** begin **
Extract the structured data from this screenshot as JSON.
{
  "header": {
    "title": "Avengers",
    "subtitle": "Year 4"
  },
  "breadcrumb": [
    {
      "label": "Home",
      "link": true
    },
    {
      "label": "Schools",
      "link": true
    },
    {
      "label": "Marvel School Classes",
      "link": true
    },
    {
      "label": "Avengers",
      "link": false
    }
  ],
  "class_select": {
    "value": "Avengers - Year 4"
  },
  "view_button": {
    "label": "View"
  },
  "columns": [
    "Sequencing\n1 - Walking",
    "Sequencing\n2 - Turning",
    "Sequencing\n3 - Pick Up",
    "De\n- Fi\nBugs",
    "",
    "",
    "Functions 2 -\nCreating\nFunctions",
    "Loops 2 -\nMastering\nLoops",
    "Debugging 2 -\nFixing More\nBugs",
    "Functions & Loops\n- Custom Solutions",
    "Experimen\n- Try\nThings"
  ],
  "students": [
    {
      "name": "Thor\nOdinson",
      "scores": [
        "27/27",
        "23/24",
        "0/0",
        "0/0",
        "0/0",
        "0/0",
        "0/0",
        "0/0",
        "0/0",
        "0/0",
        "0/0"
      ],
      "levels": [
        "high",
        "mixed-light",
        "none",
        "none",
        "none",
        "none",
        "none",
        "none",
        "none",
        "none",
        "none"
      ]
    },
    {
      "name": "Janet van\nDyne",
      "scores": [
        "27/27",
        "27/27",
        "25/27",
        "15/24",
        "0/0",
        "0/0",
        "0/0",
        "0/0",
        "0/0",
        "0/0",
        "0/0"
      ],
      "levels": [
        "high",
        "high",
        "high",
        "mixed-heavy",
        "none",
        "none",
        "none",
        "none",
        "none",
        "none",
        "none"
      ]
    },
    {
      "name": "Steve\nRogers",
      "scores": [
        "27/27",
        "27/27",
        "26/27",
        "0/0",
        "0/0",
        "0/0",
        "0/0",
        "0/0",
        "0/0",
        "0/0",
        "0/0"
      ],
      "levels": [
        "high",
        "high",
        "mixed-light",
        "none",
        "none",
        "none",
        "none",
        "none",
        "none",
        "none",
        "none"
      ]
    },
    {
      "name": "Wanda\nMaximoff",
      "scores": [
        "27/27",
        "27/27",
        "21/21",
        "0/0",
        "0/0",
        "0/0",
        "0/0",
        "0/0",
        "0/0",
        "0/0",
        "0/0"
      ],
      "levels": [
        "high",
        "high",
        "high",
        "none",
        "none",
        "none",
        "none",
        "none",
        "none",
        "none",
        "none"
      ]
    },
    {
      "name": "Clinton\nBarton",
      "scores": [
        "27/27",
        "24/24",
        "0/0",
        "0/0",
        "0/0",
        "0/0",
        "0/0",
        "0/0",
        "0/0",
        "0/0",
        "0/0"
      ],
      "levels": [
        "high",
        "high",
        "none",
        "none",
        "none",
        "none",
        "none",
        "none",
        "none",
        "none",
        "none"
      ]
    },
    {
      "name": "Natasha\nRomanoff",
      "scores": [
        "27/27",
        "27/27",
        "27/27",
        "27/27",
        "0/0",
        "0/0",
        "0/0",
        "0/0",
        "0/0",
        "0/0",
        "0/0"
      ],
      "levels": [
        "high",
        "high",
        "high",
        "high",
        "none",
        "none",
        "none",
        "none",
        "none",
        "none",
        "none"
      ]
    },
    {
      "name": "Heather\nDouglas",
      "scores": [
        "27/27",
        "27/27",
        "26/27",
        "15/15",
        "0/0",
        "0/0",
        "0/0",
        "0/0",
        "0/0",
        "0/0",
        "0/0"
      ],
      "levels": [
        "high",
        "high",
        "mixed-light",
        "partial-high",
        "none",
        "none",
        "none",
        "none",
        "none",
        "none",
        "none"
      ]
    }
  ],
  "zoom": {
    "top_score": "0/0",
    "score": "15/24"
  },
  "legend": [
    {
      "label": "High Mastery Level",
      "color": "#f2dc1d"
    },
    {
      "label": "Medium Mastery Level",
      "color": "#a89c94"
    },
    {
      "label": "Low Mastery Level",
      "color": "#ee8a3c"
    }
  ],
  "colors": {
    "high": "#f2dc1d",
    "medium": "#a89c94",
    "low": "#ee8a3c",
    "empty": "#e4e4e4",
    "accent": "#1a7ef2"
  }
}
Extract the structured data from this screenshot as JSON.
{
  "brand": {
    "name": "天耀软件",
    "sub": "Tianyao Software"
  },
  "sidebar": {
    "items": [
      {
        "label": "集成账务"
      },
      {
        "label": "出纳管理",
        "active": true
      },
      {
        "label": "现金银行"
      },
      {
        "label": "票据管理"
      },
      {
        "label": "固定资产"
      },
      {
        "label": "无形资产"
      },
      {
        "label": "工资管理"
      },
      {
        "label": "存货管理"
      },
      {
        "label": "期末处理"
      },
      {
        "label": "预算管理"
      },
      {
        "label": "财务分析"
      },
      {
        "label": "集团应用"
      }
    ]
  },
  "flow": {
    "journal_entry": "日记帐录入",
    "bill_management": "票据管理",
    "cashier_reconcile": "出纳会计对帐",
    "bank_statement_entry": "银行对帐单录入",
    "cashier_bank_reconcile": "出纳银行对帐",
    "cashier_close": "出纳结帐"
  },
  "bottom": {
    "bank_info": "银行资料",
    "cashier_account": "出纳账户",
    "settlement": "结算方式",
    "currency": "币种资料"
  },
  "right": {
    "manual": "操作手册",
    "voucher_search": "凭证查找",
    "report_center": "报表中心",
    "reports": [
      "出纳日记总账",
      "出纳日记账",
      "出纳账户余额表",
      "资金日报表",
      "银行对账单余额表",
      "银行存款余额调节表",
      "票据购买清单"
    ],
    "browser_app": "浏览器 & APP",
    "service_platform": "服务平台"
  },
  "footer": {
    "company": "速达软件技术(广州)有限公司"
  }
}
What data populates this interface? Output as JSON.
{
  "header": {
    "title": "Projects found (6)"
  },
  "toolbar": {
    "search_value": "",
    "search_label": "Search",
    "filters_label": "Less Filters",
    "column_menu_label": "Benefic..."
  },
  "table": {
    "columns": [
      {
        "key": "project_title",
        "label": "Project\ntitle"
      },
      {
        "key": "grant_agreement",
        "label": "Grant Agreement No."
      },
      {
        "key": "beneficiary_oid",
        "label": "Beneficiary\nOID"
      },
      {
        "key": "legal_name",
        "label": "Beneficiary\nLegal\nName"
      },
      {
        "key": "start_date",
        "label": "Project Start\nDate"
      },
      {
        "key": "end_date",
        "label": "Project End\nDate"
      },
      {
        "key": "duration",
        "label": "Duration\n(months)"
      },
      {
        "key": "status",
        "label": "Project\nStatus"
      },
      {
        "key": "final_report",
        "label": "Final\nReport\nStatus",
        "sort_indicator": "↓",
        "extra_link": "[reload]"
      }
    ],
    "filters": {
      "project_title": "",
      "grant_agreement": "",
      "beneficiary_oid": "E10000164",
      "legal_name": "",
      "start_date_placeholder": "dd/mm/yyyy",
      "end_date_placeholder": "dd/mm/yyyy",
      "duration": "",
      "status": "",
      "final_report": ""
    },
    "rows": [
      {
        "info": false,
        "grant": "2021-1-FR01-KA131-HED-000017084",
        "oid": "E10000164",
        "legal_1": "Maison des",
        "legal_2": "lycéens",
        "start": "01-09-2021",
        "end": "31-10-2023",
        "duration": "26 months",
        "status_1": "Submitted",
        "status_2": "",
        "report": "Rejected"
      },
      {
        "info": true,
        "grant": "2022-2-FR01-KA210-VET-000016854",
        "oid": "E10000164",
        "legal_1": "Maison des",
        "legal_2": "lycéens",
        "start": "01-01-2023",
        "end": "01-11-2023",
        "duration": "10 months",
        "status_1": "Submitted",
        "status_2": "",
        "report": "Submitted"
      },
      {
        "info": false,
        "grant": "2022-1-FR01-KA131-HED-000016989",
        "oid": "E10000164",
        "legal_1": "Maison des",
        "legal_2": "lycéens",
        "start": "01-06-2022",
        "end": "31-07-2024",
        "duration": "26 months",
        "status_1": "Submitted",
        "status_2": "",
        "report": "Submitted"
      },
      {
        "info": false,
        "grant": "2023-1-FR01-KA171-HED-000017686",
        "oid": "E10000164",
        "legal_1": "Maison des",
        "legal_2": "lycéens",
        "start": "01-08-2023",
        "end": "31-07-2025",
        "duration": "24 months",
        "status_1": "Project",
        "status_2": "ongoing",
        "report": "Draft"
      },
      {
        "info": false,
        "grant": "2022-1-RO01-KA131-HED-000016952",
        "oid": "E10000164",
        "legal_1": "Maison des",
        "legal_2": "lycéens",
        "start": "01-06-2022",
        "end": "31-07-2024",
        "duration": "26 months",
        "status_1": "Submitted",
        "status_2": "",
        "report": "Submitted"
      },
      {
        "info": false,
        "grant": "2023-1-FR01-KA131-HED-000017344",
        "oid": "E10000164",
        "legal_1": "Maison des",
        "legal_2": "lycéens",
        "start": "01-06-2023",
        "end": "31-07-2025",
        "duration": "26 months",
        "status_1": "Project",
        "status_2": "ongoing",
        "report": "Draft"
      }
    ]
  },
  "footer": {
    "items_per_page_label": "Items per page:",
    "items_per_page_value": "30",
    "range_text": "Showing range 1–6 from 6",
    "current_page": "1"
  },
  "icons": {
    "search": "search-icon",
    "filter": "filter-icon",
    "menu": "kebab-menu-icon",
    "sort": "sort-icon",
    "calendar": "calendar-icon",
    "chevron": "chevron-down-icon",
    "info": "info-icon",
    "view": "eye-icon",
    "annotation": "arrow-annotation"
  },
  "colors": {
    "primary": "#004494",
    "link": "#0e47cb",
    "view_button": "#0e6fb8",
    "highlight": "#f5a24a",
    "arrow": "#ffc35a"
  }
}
** end **
REQUEST: In the records above, find the lines containing "Year" and copy them.

TASK RESULT:
    "subtitle": "Year 4"
    "value": "Avengers - Year 4"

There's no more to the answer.